[REQUIREMENTS]:
Search the data for the string "name" and gather each line it is in.

[THE RECORDS]:
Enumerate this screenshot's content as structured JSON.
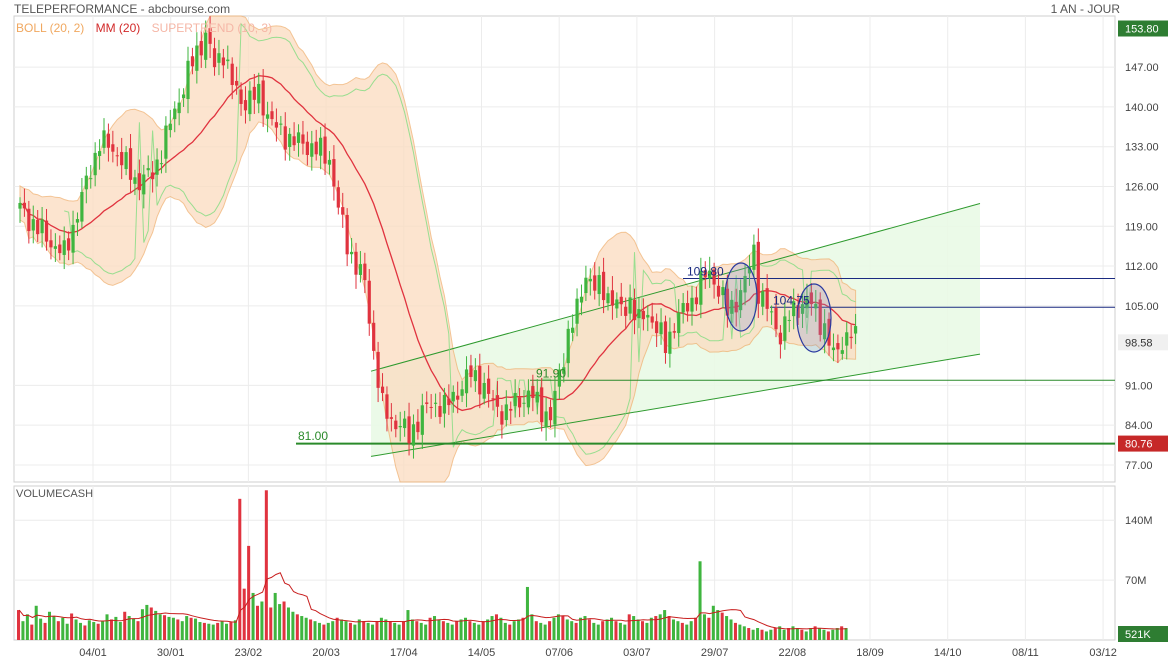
{
  "header": {
    "title": "TELEPERFORMANCE - abcbourse.com",
    "period": "1 AN - JOUR"
  },
  "legend": {
    "boll": "BOLL (20, 2)",
    "mm": "MM (20)",
    "supertrend": "SUPERTREND (10, 3)"
  },
  "colors": {
    "up_candle": "#3fb53f",
    "down_candle": "#e0333f",
    "mm_line": "#e0333f",
    "boll_fill": "#fbdcc0",
    "boll_line": "#f0b070",
    "supertrend": "#7fdc7f",
    "channel": "#2e9a2e",
    "channel_fill": "#e9f9e6",
    "level_navy": "#1a2a80",
    "level_green": "#2a8a2a",
    "last_price_bg": "#f0f0f0",
    "high_badge": "#2e7d32",
    "low_badge": "#c62828"
  },
  "chart_data": [
    {
      "type": "candlestick",
      "title": "",
      "x_tick_labels": [
        "04/01",
        "30/01",
        "23/02",
        "20/03",
        "17/04",
        "14/05",
        "07/06",
        "03/07",
        "29/07",
        "22/08",
        "18/09",
        "14/10",
        "08/11",
        "03/12"
      ],
      "y_tick_labels": [
        "147.00",
        "140.00",
        "133.00",
        "126.00",
        "119.00",
        "112.00",
        "105.00",
        "98.58",
        "91.00",
        "84.00",
        "77.00"
      ],
      "ylim": [
        74,
        156
      ],
      "badges": {
        "high": "153.80",
        "last": "98.58",
        "low": "80.76"
      },
      "annotations": {
        "level_1": "109.80",
        "level_2": "104.75",
        "level_3": "91.90",
        "level_4": "81.00"
      },
      "close_path": [
        [
          0,
          122
        ],
        [
          6,
          117
        ],
        [
          10,
          114
        ],
        [
          14,
          124
        ],
        [
          18,
          134
        ],
        [
          22,
          132
        ],
        [
          26,
          127
        ],
        [
          30,
          128
        ],
        [
          34,
          137
        ],
        [
          38,
          146
        ],
        [
          42,
          153
        ],
        [
          44,
          147
        ],
        [
          46,
          150
        ],
        [
          48,
          144
        ],
        [
          50,
          141
        ],
        [
          54,
          142
        ],
        [
          58,
          136
        ],
        [
          62,
          134
        ],
        [
          66,
          133
        ],
        [
          70,
          131
        ],
        [
          72,
          122
        ],
        [
          74,
          116
        ],
        [
          76,
          112
        ],
        [
          78,
          109
        ],
        [
          80,
          97
        ],
        [
          82,
          87
        ],
        [
          84,
          85
        ],
        [
          86,
          84
        ],
        [
          88,
          82
        ],
        [
          90,
          85
        ],
        [
          92,
          87
        ],
        [
          94,
          88
        ],
        [
          96,
          87
        ],
        [
          98,
          89
        ],
        [
          100,
          91
        ],
        [
          102,
          93
        ],
        [
          104,
          92
        ],
        [
          106,
          89
        ],
        [
          108,
          87
        ],
        [
          110,
          86
        ],
        [
          112,
          88
        ],
        [
          114,
          89
        ],
        [
          116,
          89
        ],
        [
          118,
          87
        ],
        [
          120,
          85
        ],
        [
          122,
          93
        ],
        [
          124,
          100
        ],
        [
          126,
          104
        ],
        [
          128,
          111
        ],
        [
          130,
          108
        ],
        [
          132,
          108
        ],
        [
          134,
          106
        ],
        [
          136,
          104
        ],
        [
          138,
          106
        ],
        [
          140,
          102
        ],
        [
          142,
          104
        ],
        [
          144,
          101
        ],
        [
          146,
          98
        ],
        [
          148,
          102
        ],
        [
          150,
          104
        ],
        [
          152,
          106
        ],
        [
          154,
          109
        ],
        [
          156,
          111
        ],
        [
          158,
          108
        ],
        [
          160,
          104
        ],
        [
          162,
          106
        ],
        [
          164,
          109
        ],
        [
          166,
          115
        ],
        [
          167,
          108
        ],
        [
          168,
          106
        ],
        [
          170,
          103
        ],
        [
          172,
          100
        ],
        [
          174,
          103
        ],
        [
          176,
          105
        ],
        [
          178,
          106
        ],
        [
          180,
          104
        ],
        [
          182,
          101
        ],
        [
          184,
          96
        ],
        [
          186,
          99
        ],
        [
          188,
          100
        ],
        [
          189,
          99
        ]
      ],
      "series": [
        {
          "name": "BOLL (20, 2)"
        },
        {
          "name": "MM (20)"
        },
        {
          "name": "SUPERTREND (10, 3)"
        }
      ]
    },
    {
      "type": "bar",
      "title": "VOLUMECASH",
      "y_tick_labels": [
        "140M",
        "70M"
      ],
      "ylim": [
        0,
        180
      ],
      "badges": {
        "last": "521K"
      },
      "values": [
        35,
        22,
        30,
        18,
        40,
        25,
        20,
        33,
        28,
        22,
        26,
        19,
        31,
        24,
        20,
        17,
        23,
        21,
        19,
        22,
        30,
        24,
        27,
        21,
        33,
        28,
        25,
        22,
        36,
        41,
        38,
        34,
        30,
        29,
        27,
        26,
        24,
        22,
        28,
        26,
        25,
        21,
        20,
        19,
        18,
        20,
        22,
        19,
        21,
        23,
        165,
        60,
        110,
        55,
        40,
        45,
        175,
        38,
        55,
        42,
        45,
        38,
        33,
        30,
        28,
        26,
        24,
        22,
        20,
        18,
        20,
        22,
        26,
        24,
        22,
        20,
        18,
        24,
        22,
        20,
        18,
        22,
        26,
        24,
        22,
        20,
        18,
        22,
        35,
        24,
        22,
        20,
        18,
        26,
        28,
        24,
        22,
        20,
        18,
        22,
        24,
        26,
        22,
        20,
        18,
        22,
        24,
        28,
        30,
        26,
        20,
        18,
        22,
        24,
        26,
        62,
        30,
        22,
        20,
        18,
        22,
        26,
        30,
        28,
        24,
        22,
        20,
        26,
        28,
        24,
        20,
        18,
        22,
        24,
        26,
        22,
        20,
        18,
        30,
        28,
        24,
        22,
        20,
        26,
        28,
        30,
        35,
        28,
        24,
        22,
        20,
        18,
        22,
        26,
        92,
        30,
        26,
        40,
        35,
        32,
        28,
        24,
        20,
        18,
        16,
        14,
        12,
        14,
        12,
        10,
        12,
        14,
        16,
        12,
        14,
        16,
        14,
        12,
        10,
        14,
        16,
        14,
        12,
        10,
        12,
        14,
        16,
        14
      ]
    }
  ]
}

[TASK OUTPUT]:
          "name": "BOLL (20, 2)"
          "name": "MM (20)"
          "name": "SUPERTREND (10, 3)"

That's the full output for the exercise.